[Data records]
┄┄┄┄┄┄┄┄┄┄┄┄┄┄┄┄┄┄┄┄
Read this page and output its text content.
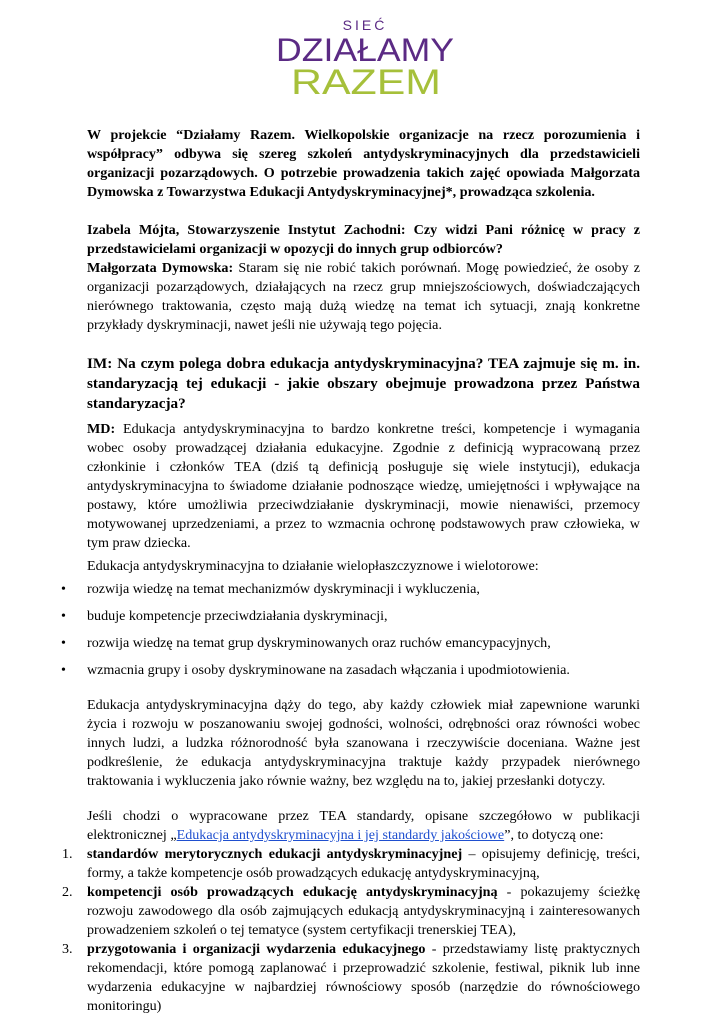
SIEĆ
DZIAŁAMY
RAZEM

W projekcie “Działamy Razem. Wielkopolskie organizacje na rzecz porozumienia i współpracy” odbywa się szereg szkoleń antydyskryminacyjnych dla przedstawicieli organizacji pozarządowych. O potrzebie prowadzenia takich zajęć opowiada Małgorzata Dymowska z Towarzystwa Edukacji Antydyskryminacyjnej*, prowadząca szkolenia.

Izabela Mójta, Stowarzyszenie Instytut Zachodni: Czy widzi Pani różnicę w pracy z przedstawicielami organizacji w opozycji do innych grup odbiorców?

Małgorzata Dymowska: Staram się nie robić takich porównań. Mogę powiedzieć, że osoby z organizacji pozarządowych, działających na rzecz grup mniejszościowych, doświadczających nierównego traktowania, często mają dużą wiedzę na temat ich sytuacji, znają konkretne przykłady dyskryminacji, nawet jeśli nie używają tego pojęcia.

IM: Na czym polega dobra edukacja antydyskryminacyjna? TEA zajmuje się m. in. standaryzacją tej edukacji - jakie obszary obejmuje prowadzona przez Państwa standaryzacja?

MD: Edukacja antydyskryminacyjna to bardzo konkretne treści, kompetencje i wymagania wobec osoby prowadzącej działania edukacyjne. Zgodnie z definicją wypracowaną przez członkinie i członków TEA (dziś tą definicją posługuje się wiele instytucji), edukacja antydyskryminacyjna to świadome działanie podnoszące wiedzę, umiejętności i wpływające na postawy, które umożliwia przeciwdziałanie dyskryminacji, mowie nienawiści, przemocy motywowanej uprzedzeniami, a przez to wzmacnia ochronę podstawowych praw człowieka, w tym praw dziecka.

Edukacja antydyskryminacyjna to działanie wielopłaszczyznowe i wielotorowe:

• rozwija wiedzę na temat mechanizmów dyskryminacji i wykluczenia,
• buduje kompetencje przeciwdziałania dyskryminacji,
• rozwija wiedzę na temat grup dyskryminowanych oraz ruchów emancypacyjnych,
• wzmacnia grupy i osoby dyskryminowane na zasadach włączania i upodmiotowienia.

Edukacja antydyskryminacyjna dąży do tego, aby każdy człowiek miał zapewnione warunki życia i rozwoju w poszanowaniu swojej godności, wolności, odrębności oraz równości wobec innych ludzi, a ludzka różnorodność była szanowana i rzeczywiście doceniana. Ważne jest podkreślenie, że edukacja antydyskryminacyjna traktuje każdy przypadek nierównego traktowania i wykluczenia jako równie ważny, bez względu na to, jakiej przesłanki dotyczy.

Jeśli chodzi o wypracowane przez TEA standardy, opisane szczegółowo w publikacji elektronicznej „Edukacja antydyskryminacyjna i jej standardy jakościowe”, to dotyczą one:

1. standardów merytorycznych edukacji antydyskryminacyjnej – opisujemy definicję, treści, formy, a także kompetencje osób prowadzących edukację antydyskryminacyjną,
2. kompetencji osób prowadzących edukację antydyskryminacyjną - pokazujemy ścieżkę rozwoju zawodowego dla osób zajmujących edukacją antydyskryminacyjną i zainteresowanych prowadzeniem szkoleń o tej tematyce (system certyfikacji trenerskiej TEA),
3. przygotowania i organizacji wydarzenia edukacyjnego - przedstawiamy listę praktycznych rekomendacji, które pomogą zaplanować i przeprowadzić szkolenie, festiwal, piknik lub inne wydarzenia edukacyjne w najbardziej równościowy sposób (narzędzie do równościowego monitoringu)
┄┄┄┄┄┄┄┄┄┄┄┄┄┄┄┄┄┄┄┄
Extract every line of the records above that contains the word "rozwija".

• rozwija wiedzę na temat mechanizmów dyskryminacji i wykluczenia,
• rozwija wiedzę na temat grup dyskryminowanych oraz ruchów emancypacyjnych,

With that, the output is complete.